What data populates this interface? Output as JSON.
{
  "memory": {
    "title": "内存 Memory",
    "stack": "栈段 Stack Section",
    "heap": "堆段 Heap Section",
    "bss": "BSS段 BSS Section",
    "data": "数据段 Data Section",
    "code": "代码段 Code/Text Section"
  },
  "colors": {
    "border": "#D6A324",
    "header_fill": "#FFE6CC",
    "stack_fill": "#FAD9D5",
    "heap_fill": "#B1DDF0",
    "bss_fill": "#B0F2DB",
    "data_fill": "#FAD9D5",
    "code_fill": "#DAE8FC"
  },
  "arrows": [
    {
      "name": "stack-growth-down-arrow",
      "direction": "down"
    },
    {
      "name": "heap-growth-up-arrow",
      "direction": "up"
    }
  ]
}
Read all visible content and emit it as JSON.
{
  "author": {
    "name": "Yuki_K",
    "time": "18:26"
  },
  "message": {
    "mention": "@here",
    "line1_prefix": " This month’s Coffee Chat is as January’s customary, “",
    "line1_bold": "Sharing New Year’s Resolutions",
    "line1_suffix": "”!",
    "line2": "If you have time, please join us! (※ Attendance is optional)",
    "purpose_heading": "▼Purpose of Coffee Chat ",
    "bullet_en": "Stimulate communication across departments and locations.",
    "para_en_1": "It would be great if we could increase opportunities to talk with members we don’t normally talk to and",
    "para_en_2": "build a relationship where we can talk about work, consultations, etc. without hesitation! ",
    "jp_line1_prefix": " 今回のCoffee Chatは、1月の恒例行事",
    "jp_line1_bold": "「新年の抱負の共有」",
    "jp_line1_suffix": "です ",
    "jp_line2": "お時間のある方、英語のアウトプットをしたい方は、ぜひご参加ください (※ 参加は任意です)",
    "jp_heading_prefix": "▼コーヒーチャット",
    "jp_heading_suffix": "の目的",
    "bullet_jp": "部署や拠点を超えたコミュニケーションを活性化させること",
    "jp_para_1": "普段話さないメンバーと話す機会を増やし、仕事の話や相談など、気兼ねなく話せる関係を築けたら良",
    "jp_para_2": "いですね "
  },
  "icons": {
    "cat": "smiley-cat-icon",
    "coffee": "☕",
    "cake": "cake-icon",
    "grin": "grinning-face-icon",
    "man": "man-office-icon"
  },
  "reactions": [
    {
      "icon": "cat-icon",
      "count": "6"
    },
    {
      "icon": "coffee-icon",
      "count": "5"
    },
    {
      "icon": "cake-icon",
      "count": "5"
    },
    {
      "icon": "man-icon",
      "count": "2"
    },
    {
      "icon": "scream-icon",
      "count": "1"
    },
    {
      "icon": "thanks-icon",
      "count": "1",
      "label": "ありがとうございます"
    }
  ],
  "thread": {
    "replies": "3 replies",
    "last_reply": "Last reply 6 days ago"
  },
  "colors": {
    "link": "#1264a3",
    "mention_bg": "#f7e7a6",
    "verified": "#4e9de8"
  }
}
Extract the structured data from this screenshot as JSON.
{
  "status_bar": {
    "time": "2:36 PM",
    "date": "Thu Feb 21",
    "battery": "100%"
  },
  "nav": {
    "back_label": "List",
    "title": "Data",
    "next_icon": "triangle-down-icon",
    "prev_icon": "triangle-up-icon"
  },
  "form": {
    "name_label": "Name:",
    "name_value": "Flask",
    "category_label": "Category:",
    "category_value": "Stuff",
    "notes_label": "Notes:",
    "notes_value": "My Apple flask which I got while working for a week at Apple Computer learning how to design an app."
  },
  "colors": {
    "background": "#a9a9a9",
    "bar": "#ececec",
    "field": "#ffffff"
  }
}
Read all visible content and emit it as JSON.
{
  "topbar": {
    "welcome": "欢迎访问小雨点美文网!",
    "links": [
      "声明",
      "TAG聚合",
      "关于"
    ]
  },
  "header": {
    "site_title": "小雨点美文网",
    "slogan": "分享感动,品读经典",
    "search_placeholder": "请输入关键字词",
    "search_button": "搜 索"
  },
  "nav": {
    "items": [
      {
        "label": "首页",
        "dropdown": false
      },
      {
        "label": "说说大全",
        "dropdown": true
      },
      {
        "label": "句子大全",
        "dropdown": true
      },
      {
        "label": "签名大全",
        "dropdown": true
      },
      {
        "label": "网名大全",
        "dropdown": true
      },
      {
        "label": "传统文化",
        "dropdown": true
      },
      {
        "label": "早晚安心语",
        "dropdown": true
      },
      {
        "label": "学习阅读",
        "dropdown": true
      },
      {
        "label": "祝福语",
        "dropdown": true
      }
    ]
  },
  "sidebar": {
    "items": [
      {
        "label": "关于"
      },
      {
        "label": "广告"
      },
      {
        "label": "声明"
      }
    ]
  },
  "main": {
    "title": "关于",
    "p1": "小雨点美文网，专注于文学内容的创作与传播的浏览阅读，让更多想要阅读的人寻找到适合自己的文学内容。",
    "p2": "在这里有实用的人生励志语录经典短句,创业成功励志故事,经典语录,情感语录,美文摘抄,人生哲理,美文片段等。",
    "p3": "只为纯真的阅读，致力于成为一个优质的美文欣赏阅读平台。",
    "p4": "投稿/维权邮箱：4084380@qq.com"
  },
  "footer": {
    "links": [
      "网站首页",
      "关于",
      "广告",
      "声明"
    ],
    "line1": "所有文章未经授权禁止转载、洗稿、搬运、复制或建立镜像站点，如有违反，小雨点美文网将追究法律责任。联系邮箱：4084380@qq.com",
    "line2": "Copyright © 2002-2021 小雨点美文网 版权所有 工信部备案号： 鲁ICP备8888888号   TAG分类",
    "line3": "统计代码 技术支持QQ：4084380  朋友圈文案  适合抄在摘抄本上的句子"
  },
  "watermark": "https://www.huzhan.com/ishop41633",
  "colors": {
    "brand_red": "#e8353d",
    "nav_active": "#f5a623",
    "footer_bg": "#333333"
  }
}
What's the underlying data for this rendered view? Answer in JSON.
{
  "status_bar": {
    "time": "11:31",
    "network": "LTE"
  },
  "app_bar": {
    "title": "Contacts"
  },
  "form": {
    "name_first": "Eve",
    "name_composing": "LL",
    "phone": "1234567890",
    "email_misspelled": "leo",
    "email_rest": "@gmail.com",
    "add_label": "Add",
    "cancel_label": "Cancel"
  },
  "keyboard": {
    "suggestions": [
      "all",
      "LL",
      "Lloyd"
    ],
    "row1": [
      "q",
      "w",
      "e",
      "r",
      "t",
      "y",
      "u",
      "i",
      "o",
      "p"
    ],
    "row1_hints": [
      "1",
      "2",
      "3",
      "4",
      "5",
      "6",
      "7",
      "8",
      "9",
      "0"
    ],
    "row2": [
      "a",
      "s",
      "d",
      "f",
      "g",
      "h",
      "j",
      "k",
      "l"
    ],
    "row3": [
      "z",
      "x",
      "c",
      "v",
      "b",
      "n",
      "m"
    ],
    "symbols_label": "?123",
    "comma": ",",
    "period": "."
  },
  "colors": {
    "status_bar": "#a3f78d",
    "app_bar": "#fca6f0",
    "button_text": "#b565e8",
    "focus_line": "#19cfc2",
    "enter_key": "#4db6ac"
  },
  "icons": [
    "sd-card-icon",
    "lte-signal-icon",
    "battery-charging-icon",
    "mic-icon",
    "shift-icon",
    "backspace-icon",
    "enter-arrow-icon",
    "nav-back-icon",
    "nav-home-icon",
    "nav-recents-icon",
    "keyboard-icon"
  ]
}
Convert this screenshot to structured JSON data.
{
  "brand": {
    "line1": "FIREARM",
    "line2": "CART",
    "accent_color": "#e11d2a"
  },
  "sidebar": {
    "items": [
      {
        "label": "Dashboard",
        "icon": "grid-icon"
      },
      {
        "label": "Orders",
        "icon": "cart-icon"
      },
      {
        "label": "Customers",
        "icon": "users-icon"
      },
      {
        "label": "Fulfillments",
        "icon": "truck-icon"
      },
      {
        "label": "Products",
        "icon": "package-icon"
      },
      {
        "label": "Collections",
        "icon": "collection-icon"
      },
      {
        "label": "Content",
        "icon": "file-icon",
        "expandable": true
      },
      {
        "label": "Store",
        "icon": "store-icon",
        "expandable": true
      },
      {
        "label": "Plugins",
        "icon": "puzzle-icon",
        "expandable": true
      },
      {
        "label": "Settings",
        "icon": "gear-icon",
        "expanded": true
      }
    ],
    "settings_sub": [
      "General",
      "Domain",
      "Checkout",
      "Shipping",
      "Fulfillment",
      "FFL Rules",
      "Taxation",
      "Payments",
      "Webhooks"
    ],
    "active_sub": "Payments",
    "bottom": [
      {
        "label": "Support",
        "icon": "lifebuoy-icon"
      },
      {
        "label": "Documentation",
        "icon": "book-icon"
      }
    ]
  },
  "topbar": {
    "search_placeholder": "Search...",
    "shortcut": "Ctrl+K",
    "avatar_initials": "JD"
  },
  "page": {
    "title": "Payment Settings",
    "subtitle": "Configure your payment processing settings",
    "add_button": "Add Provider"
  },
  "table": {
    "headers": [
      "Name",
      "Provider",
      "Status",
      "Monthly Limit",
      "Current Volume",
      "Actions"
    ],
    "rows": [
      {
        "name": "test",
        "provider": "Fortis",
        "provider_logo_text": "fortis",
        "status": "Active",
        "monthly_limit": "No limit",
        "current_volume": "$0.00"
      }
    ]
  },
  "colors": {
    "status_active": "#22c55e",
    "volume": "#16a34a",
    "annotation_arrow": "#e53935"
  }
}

- _OBJECTIVE_:
Copy out the lines that hold "time".

- _TASK OUTPUT_:
    "time": "18:26"
    "line2": "If you have time, please join us! (※ Attendance is optional)",
    "time": "2:36 PM",
    "time": "11:31",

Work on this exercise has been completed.